| What is asked |
Transcribe every entry word for word, but skip the images.
== == ==
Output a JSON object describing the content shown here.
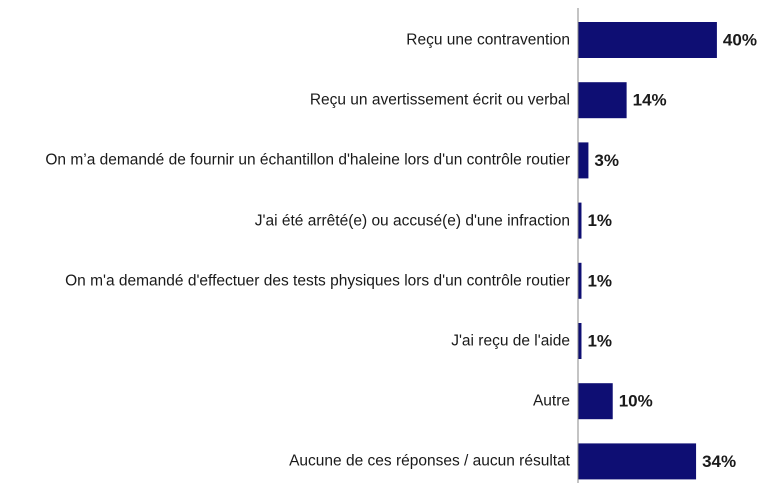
{
  "chart_data": {
    "type": "bar",
    "orientation": "horizontal",
    "categories": [
      "Reçu une contravention",
      "Reçu un avertissement écrit ou verbal",
      "On m’a demandé de fournir un échantillon d'haleine lors d'un contrôle routier",
      "J'ai été arrêté(e) ou accusé(e) d'une infraction",
      "On m'a demandé d'effectuer des tests physiques lors d'un contrôle routier",
      "J'ai reçu de l'aide",
      "Autre",
      "Aucune de ces réponses / aucun résultat"
    ],
    "values": [
      40,
      14,
      3,
      1,
      1,
      1,
      10,
      34
    ],
    "value_labels": [
      "40%",
      "14%",
      "3%",
      "1%",
      "1%",
      "1%",
      "10%",
      "34%"
    ],
    "color": "#0e0e73",
    "xlim": [
      0,
      55
    ]
  }
}
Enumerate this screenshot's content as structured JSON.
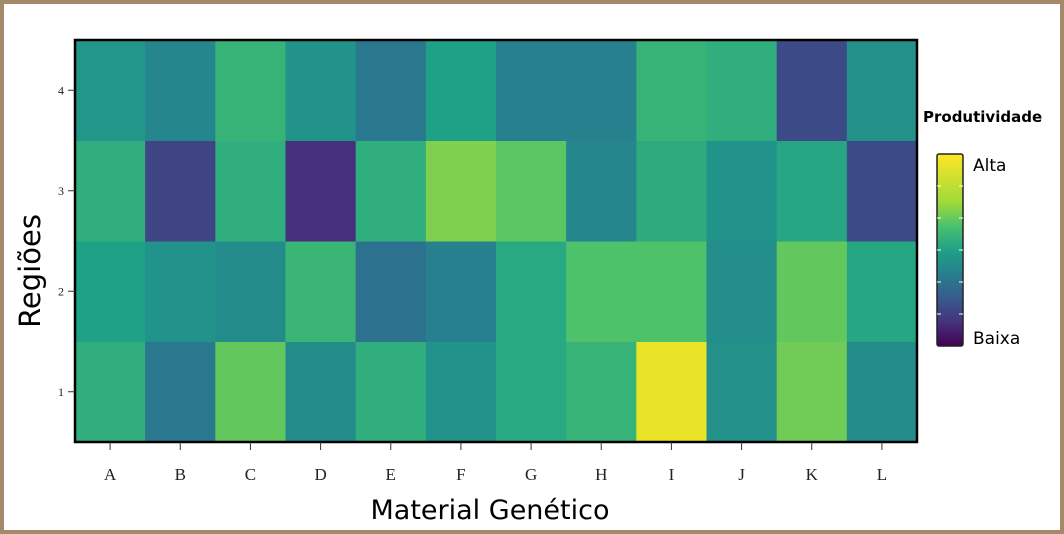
{
  "chart_data": {
    "type": "heatmap",
    "title": "",
    "xlabel": "Material Genético",
    "ylabel": "Regiões",
    "x_categories": [
      "A",
      "B",
      "C",
      "D",
      "E",
      "F",
      "G",
      "H",
      "I",
      "J",
      "K",
      "L"
    ],
    "y_categories": [
      "1",
      "2",
      "3",
      "4"
    ],
    "values": [
      [
        0.55,
        0.35,
        0.66,
        0.42,
        0.55,
        0.45,
        0.53,
        0.57,
        0.95,
        0.44,
        0.68,
        0.42
      ],
      [
        0.5,
        0.45,
        0.42,
        0.58,
        0.33,
        0.38,
        0.53,
        0.63,
        0.63,
        0.43,
        0.66,
        0.52
      ],
      [
        0.55,
        0.18,
        0.55,
        0.12,
        0.55,
        0.7,
        0.65,
        0.4,
        0.54,
        0.45,
        0.52,
        0.2
      ],
      [
        0.46,
        0.4,
        0.57,
        0.45,
        0.35,
        0.5,
        0.38,
        0.38,
        0.57,
        0.55,
        0.2,
        0.44
      ]
    ],
    "value_scale": [
      0,
      1
    ],
    "colormap": "viridis",
    "grid": false,
    "legend": {
      "title": "Produtividade",
      "high_label": "Alta",
      "low_label": "Baixa",
      "placement": "right"
    }
  },
  "colors": {
    "frame_border": "#a48a6a",
    "plot_border": "#000000"
  }
}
== == ==
| Problem solution |
Output a JSON object describing the content shown here.
{
  "chart_data": {
    "type": "bar",
    "orientation": "horizontal",
    "categories": [
      "Reçu une contravention",
      "Reçu un avertissement écrit ou verbal",
      "On m’a demandé de fournir un échantillon d'haleine lors d'un contrôle routier",
      "J'ai été arrêté(e) ou accusé(e) d'une infraction",
      "On m'a demandé d'effectuer des tests physiques lors d'un contrôle routier",
      "J'ai reçu de l'aide",
      "Autre",
      "Aucune de ces réponses / aucun résultat"
    ],
    "values": [
      40,
      14,
      3,
      1,
      1,
      1,
      10,
      34
    ],
    "value_labels": [
      "40%",
      "14%",
      "3%",
      "1%",
      "1%",
      "1%",
      "10%",
      "34%"
    ],
    "color": "#0e0e73",
    "xlim": [
      0,
      55
    ]
  }
}
Enumerate this screenshot's content as structured JSON.
{
  "chart_data": {
    "type": "heatmap",
    "title": "",
    "xlabel": "Material Genético",
    "ylabel": "Regiões",
    "x_categories": [
      "A",
      "B",
      "C",
      "D",
      "E",
      "F",
      "G",
      "H",
      "I",
      "J",
      "K",
      "L"
    ],
    "y_categories": [
      "1",
      "2",
      "3",
      "4"
    ],
    "values": [
      [
        0.55,
        0.35,
        0.66,
        0.42,
        0.55,
        0.45,
        0.53,
        0.57,
        0.95,
        0.44,
        0.68,
        0.42
      ],
      [
        0.5,
        0.45,
        0.42,
        0.58,
        0.33,
        0.38,
        0.53,
        0.63,
        0.63,
        0.43,
        0.66,
        0.52
      ],
      [
        0.55,
        0.18,
        0.55,
        0.12,
        0.55,
        0.7,
        0.65,
        0.4,
        0.54,
        0.45,
        0.52,
        0.2
      ],
      [
        0.46,
        0.4,
        0.57,
        0.45,
        0.35,
        0.5,
        0.38,
        0.38,
        0.57,
        0.55,
        0.2,
        0.44
      ]
    ],
    "value_scale": [
      0,
      1
    ],
    "colormap": "viridis",
    "grid": false,
    "legend": {
      "title": "Produtividade",
      "high_label": "Alta",
      "low_label": "Baixa",
      "placement": "right"
    }
  },
  "colors": {
    "frame_border": "#a48a6a",
    "plot_border": "#000000"
  }
}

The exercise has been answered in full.